THE EXERCISE:
Set each entry down verbatim, omitting images.

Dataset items
+++++

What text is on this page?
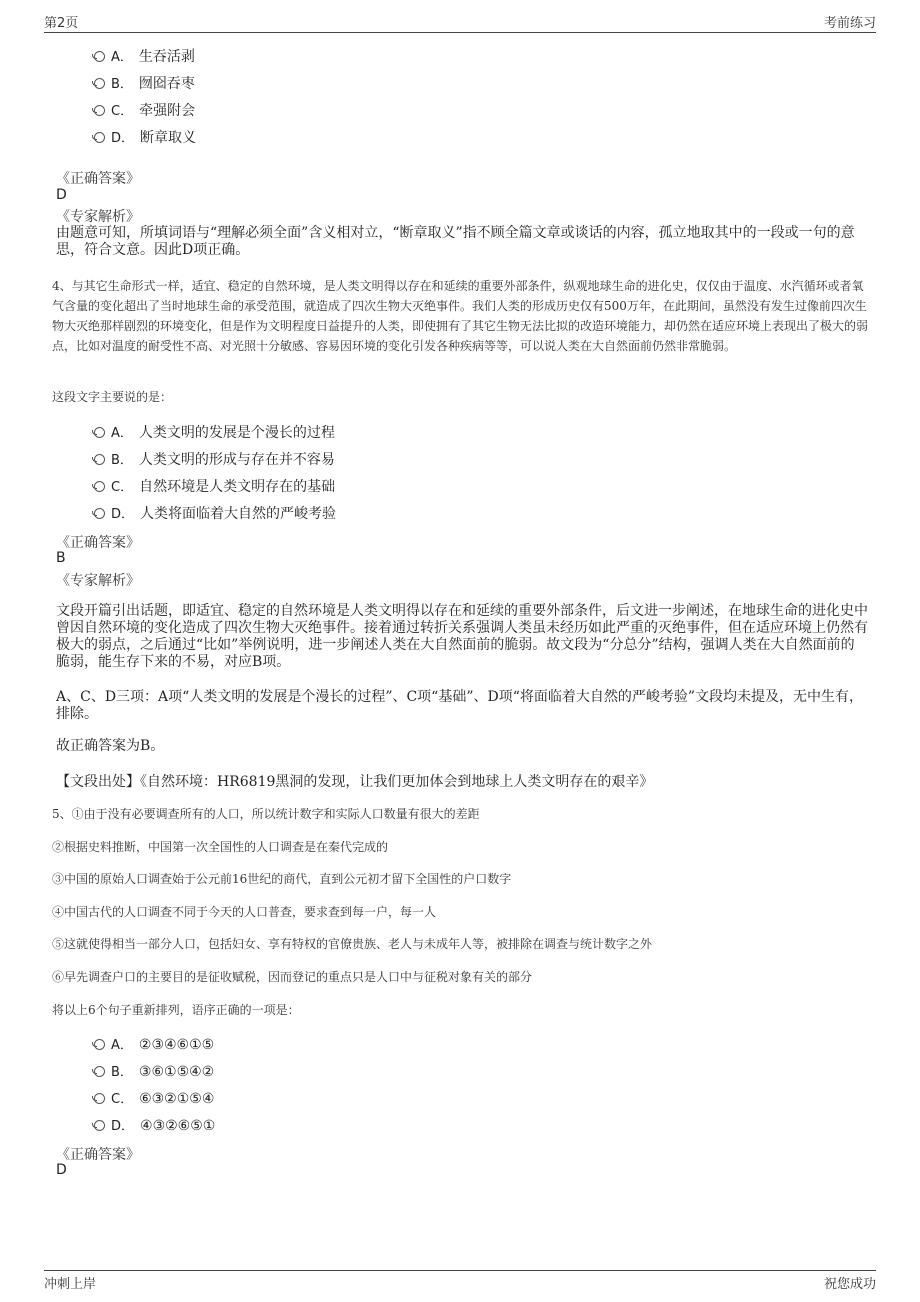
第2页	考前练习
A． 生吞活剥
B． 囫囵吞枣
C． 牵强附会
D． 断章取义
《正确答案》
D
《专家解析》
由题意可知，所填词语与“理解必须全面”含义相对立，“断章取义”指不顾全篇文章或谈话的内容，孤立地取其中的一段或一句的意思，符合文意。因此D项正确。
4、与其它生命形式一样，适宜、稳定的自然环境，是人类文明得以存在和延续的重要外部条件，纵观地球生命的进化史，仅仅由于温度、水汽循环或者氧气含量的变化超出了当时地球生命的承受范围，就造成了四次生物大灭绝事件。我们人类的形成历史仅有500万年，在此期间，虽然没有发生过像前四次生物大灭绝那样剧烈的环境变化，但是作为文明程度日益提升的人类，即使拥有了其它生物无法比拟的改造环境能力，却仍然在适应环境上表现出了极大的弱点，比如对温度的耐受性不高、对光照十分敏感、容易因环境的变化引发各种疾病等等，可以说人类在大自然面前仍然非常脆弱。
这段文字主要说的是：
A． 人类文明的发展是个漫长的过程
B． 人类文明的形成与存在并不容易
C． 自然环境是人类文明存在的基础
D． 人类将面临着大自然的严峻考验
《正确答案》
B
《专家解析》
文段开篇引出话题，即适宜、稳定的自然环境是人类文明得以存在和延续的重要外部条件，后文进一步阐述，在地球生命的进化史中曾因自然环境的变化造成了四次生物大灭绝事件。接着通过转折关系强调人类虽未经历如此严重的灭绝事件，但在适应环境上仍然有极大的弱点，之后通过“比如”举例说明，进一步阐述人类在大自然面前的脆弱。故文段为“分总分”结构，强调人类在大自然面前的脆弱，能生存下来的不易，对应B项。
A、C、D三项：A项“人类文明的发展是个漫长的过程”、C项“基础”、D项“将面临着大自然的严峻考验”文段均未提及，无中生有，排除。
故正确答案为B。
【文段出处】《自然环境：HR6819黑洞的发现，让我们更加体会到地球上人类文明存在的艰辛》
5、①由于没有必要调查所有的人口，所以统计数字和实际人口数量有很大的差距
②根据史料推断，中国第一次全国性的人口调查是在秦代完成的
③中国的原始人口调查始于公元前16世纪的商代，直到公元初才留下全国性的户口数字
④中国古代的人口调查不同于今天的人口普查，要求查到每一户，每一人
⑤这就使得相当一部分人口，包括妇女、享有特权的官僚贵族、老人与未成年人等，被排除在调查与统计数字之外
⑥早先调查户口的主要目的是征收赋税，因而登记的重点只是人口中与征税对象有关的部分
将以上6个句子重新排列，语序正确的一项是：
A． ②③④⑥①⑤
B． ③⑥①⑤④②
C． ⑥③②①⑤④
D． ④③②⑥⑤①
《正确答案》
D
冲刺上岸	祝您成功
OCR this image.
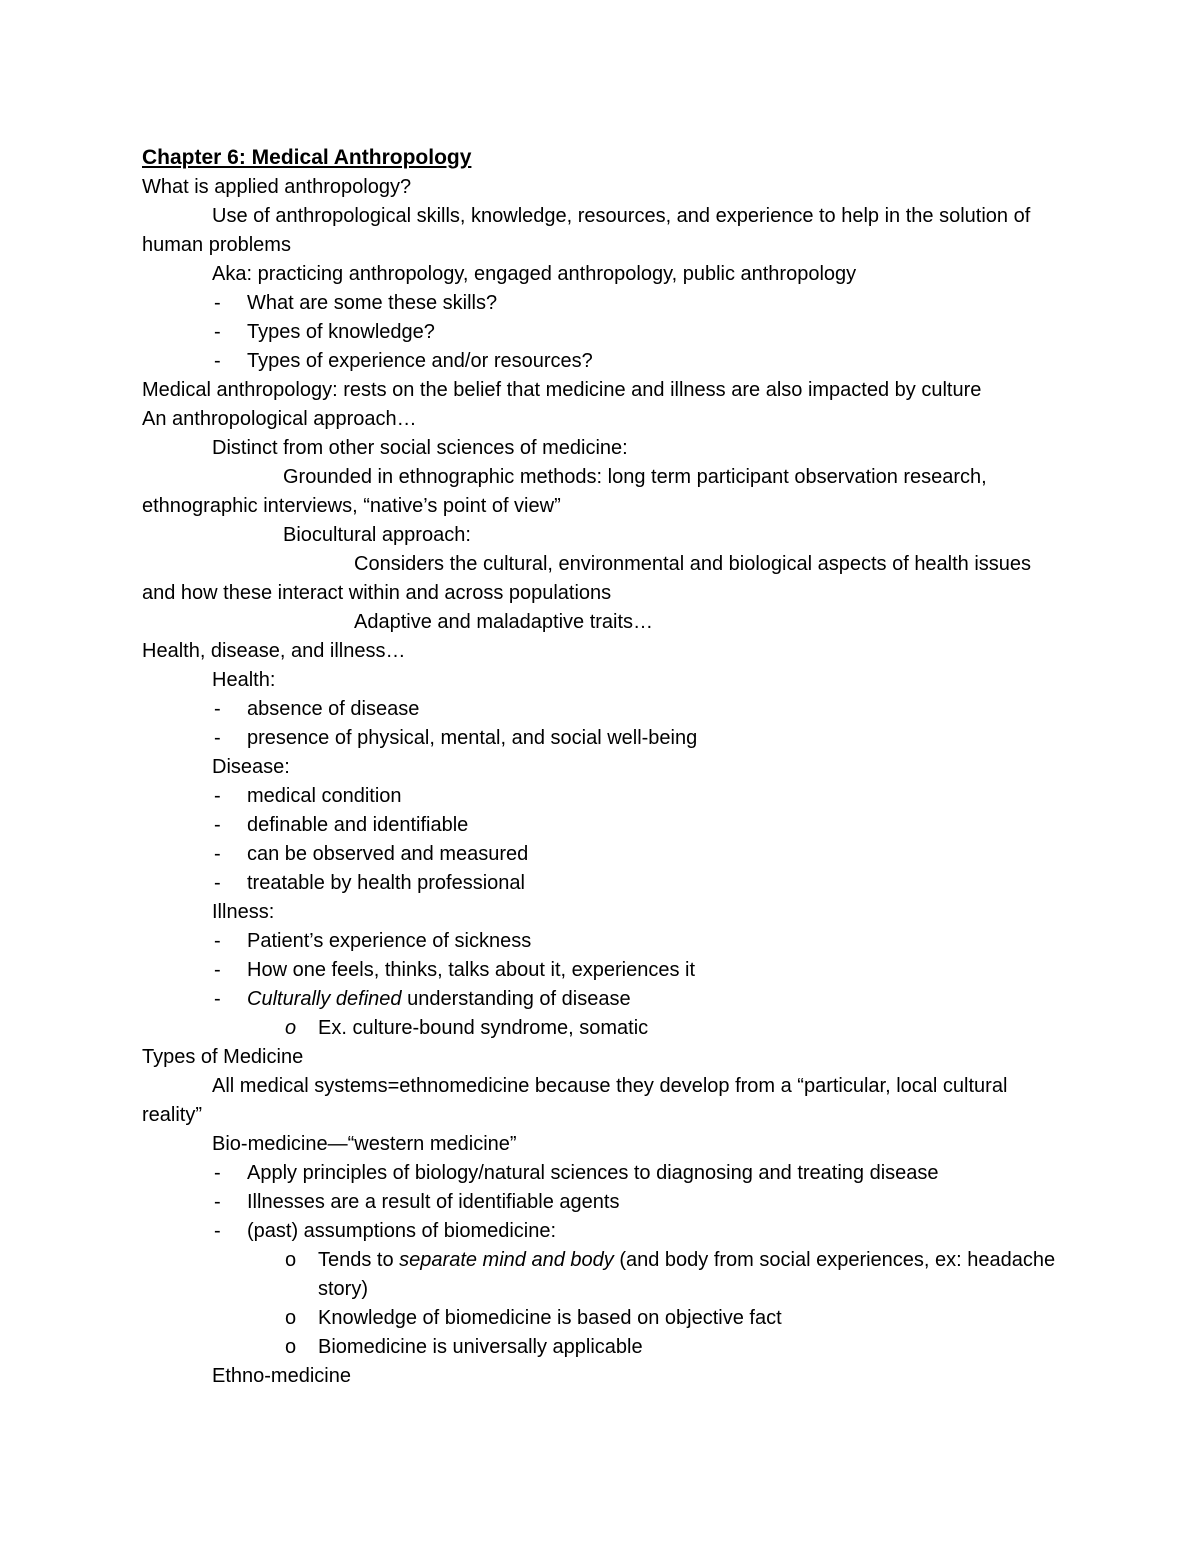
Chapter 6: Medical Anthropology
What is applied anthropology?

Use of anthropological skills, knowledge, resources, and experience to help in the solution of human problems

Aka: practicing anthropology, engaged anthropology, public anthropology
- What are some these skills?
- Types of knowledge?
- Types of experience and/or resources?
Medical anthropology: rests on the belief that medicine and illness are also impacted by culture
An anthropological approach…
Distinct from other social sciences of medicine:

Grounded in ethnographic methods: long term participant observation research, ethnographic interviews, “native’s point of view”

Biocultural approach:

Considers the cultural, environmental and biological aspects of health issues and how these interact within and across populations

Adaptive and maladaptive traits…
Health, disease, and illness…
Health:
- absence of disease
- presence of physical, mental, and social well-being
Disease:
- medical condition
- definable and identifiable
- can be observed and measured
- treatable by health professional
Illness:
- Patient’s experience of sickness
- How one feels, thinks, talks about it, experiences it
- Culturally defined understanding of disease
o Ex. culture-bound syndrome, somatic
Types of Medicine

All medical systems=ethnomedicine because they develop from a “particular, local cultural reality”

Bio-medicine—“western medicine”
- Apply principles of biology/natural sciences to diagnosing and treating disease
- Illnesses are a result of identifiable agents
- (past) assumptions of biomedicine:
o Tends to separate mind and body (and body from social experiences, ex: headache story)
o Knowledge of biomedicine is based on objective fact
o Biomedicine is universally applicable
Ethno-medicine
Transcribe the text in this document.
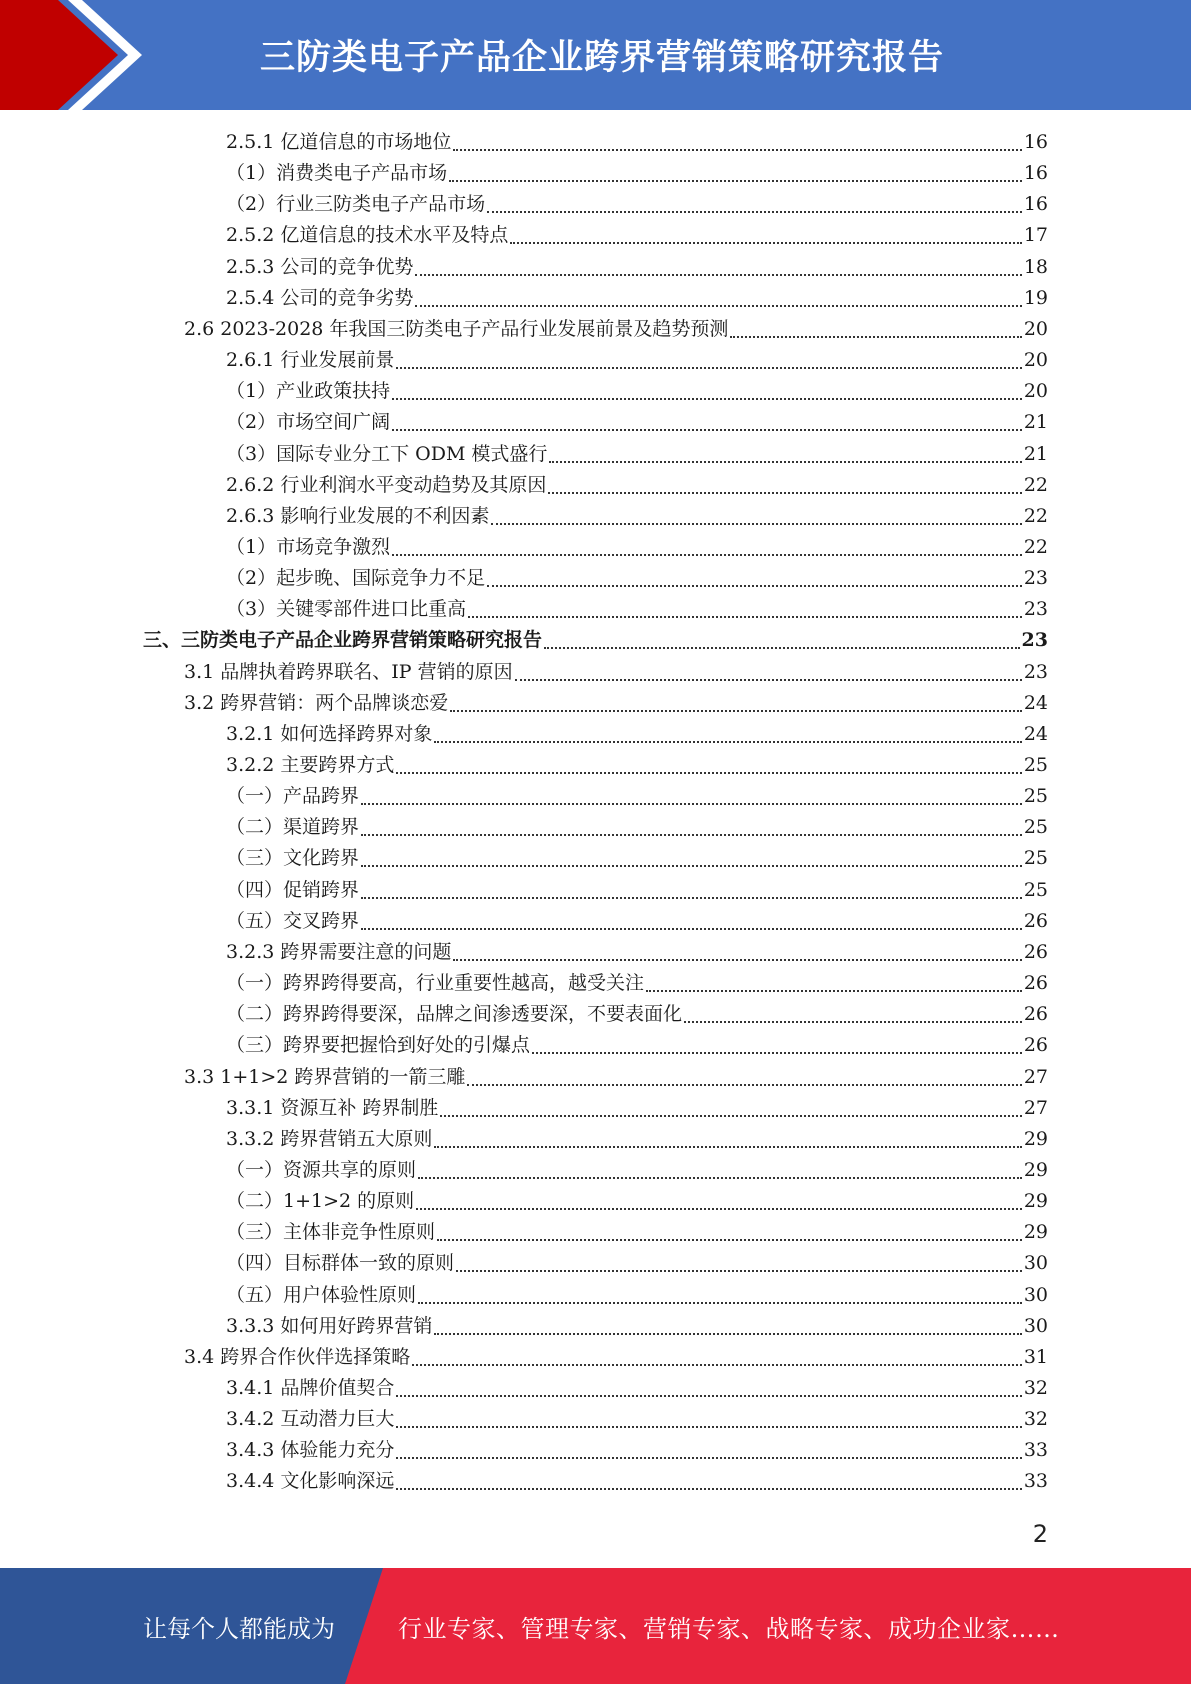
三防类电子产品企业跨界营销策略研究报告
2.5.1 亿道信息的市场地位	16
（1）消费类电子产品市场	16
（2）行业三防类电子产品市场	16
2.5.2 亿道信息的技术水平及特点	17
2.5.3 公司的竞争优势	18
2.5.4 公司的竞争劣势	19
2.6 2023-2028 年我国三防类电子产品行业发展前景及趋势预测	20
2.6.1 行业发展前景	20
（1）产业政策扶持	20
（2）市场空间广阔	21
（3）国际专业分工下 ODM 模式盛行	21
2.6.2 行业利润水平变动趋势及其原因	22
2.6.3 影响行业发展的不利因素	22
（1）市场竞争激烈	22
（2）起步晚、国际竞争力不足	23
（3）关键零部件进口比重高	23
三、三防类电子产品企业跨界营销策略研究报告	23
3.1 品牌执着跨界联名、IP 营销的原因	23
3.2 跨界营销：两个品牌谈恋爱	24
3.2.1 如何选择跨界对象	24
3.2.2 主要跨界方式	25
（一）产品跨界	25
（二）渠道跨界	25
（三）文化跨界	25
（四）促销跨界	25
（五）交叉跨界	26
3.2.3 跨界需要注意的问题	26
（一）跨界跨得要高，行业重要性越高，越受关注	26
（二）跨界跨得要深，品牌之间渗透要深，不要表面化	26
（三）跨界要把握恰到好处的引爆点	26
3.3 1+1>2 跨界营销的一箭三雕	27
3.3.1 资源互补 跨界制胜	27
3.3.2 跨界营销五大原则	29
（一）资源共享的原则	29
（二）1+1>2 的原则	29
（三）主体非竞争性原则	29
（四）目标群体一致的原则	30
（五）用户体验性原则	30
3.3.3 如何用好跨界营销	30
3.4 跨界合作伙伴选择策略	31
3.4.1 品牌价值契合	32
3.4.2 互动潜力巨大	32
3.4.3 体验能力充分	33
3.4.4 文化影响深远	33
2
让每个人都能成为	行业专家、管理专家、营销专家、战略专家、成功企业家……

+++++

ANSWER IN FULL:
What text is on this page?
第2页	考前练习
A． 生吞活剥
B． 囫囵吞枣
C． 牵强附会
D． 断章取义
《正确答案》
D
《专家解析》
由题意可知，所填词语与“理解必须全面”含义相对立，“断章取义”指不顾全篇文章或谈话的内容，孤立地取其中的一段或一句的意思，符合文意。因此D项正确。
4、与其它生命形式一样，适宜、稳定的自然环境，是人类文明得以存在和延续的重要外部条件，纵观地球生命的进化史，仅仅由于温度、水汽循环或者氧气含量的变化超出了当时地球生命的承受范围，就造成了四次生物大灭绝事件。我们人类的形成历史仅有500万年，在此期间，虽然没有发生过像前四次生物大灭绝那样剧烈的环境变化，但是作为文明程度日益提升的人类，即使拥有了其它生物无法比拟的改造环境能力，却仍然在适应环境上表现出了极大的弱点，比如对温度的耐受性不高、对光照十分敏感、容易因环境的变化引发各种疾病等等，可以说人类在大自然面前仍然非常脆弱。
这段文字主要说的是：
A． 人类文明的发展是个漫长的过程
B． 人类文明的形成与存在并不容易
C． 自然环境是人类文明存在的基础
D． 人类将面临着大自然的严峻考验
《正确答案》
B
《专家解析》
文段开篇引出话题，即适宜、稳定的自然环境是人类文明得以存在和延续的重要外部条件，后文进一步阐述，在地球生命的进化史中曾因自然环境的变化造成了四次生物大灭绝事件。接着通过转折关系强调人类虽未经历如此严重的灭绝事件，但在适应环境上仍然有极大的弱点，之后通过“比如”举例说明，进一步阐述人类在大自然面前的脆弱。故文段为“分总分”结构，强调人类在大自然面前的脆弱，能生存下来的不易，对应B项。
A、C、D三项：A项“人类文明的发展是个漫长的过程”、C项“基础”、D项“将面临着大自然的严峻考验”文段均未提及，无中生有，排除。
故正确答案为B。
【文段出处】《自然环境：HR6819黑洞的发现，让我们更加体会到地球上人类文明存在的艰辛》
5、①由于没有必要调查所有的人口，所以统计数字和实际人口数量有很大的差距
②根据史料推断，中国第一次全国性的人口调查是在秦代完成的
③中国的原始人口调查始于公元前16世纪的商代，直到公元初才留下全国性的户口数字
④中国古代的人口调查不同于今天的人口普查，要求查到每一户，每一人
⑤这就使得相当一部分人口，包括妇女、享有特权的官僚贵族、老人与未成年人等，被排除在调查与统计数字之外
⑥早先调查户口的主要目的是征收赋税，因而登记的重点只是人口中与征税对象有关的部分
将以上6个句子重新排列，语序正确的一项是：
A． ②③④⑥①⑤
B． ③⑥①⑤④②
C． ⑥③②①⑤④
D． ④③②⑥⑤①
《正确答案》
D
冲刺上岸	祝您成功
OCR this image.
Chapter 6: Medical Anthropology
What is applied anthropology?

Use of anthropological skills, knowledge, resources, and experience to help in the solution of human problems

Aka: practicing anthropology, engaged anthropology, public anthropology
- What are some these skills?
- Types of knowledge?
- Types of experience and/or resources?
Medical anthropology: rests on the belief that medicine and illness are also impacted by culture
An anthropological approach…
Distinct from other social sciences of medicine:

Grounded in ethnographic methods: long term participant observation research, ethnographic interviews, “native’s point of view”

Biocultural approach:

Considers the cultural, environmental and biological aspects of health issues and how these interact within and across populations

Adaptive and maladaptive traits…
Health, disease, and illness…
Health:
- absence of disease
- presence of physical, mental, and social well-being
Disease:
- medical condition
- definable and identifiable
- can be observed and measured
- treatable by health professional
Illness:
- Patient’s experience of sickness
- How one feels, thinks, talks about it, experiences it
- Culturally defined understanding of disease
o Ex. culture-bound syndrome, somatic
Types of Medicine

All medical systems=ethnomedicine because they develop from a “particular, local cultural reality”

Bio-medicine—“western medicine”
- Apply principles of biology/natural sciences to diagnosing and treating disease
- Illnesses are a result of identifiable agents
- (past) assumptions of biomedicine:
o Tends to separate mind and body (and body from social experiences, ex: headache story)
o Knowledge of biomedicine is based on objective fact
o Biomedicine is universally applicable
Ethno-medicine
Transcribe the text in this document.
三防类电子产品企业跨界营销策略研究报告
2.5.1 亿道信息的市场地位	16
（1）消费类电子产品市场	16
（2）行业三防类电子产品市场	16
2.5.2 亿道信息的技术水平及特点	17
2.5.3 公司的竞争优势	18
2.5.4 公司的竞争劣势	19
2.6 2023-2028 年我国三防类电子产品行业发展前景及趋势预测	20
2.6.1 行业发展前景	20
（1）产业政策扶持	20
（2）市场空间广阔	21
（3）国际专业分工下 ODM 模式盛行	21
2.6.2 行业利润水平变动趋势及其原因	22
2.6.3 影响行业发展的不利因素	22
（1）市场竞争激烈	22
（2）起步晚、国际竞争力不足	23
（3）关键零部件进口比重高	23
三、三防类电子产品企业跨界营销策略研究报告	23
3.1 品牌执着跨界联名、IP 营销的原因	23
3.2 跨界营销：两个品牌谈恋爱	24
3.2.1 如何选择跨界对象	24
3.2.2 主要跨界方式	25
（一）产品跨界	25
（二）渠道跨界	25
（三）文化跨界	25
（四）促销跨界	25
（五）交叉跨界	26
3.2.3 跨界需要注意的问题	26
（一）跨界跨得要高，行业重要性越高，越受关注	26
（二）跨界跨得要深，品牌之间渗透要深，不要表面化	26
（三）跨界要把握恰到好处的引爆点	26
3.3 1+1>2 跨界营销的一箭三雕	27
3.3.1 资源互补 跨界制胜	27
3.3.2 跨界营销五大原则	29
（一）资源共享的原则	29
（二）1+1>2 的原则	29
（三）主体非竞争性原则	29
（四）目标群体一致的原则	30
（五）用户体验性原则	30
3.3.3 如何用好跨界营销	30
3.4 跨界合作伙伴选择策略	31
3.4.1 品牌价值契合	32
3.4.2 互动潜力巨大	32
3.4.3 体验能力充分	33
3.4.4 文化影响深远	33
2
让每个人都能成为	行业专家、管理专家、营销专家、战略专家、成功企业家……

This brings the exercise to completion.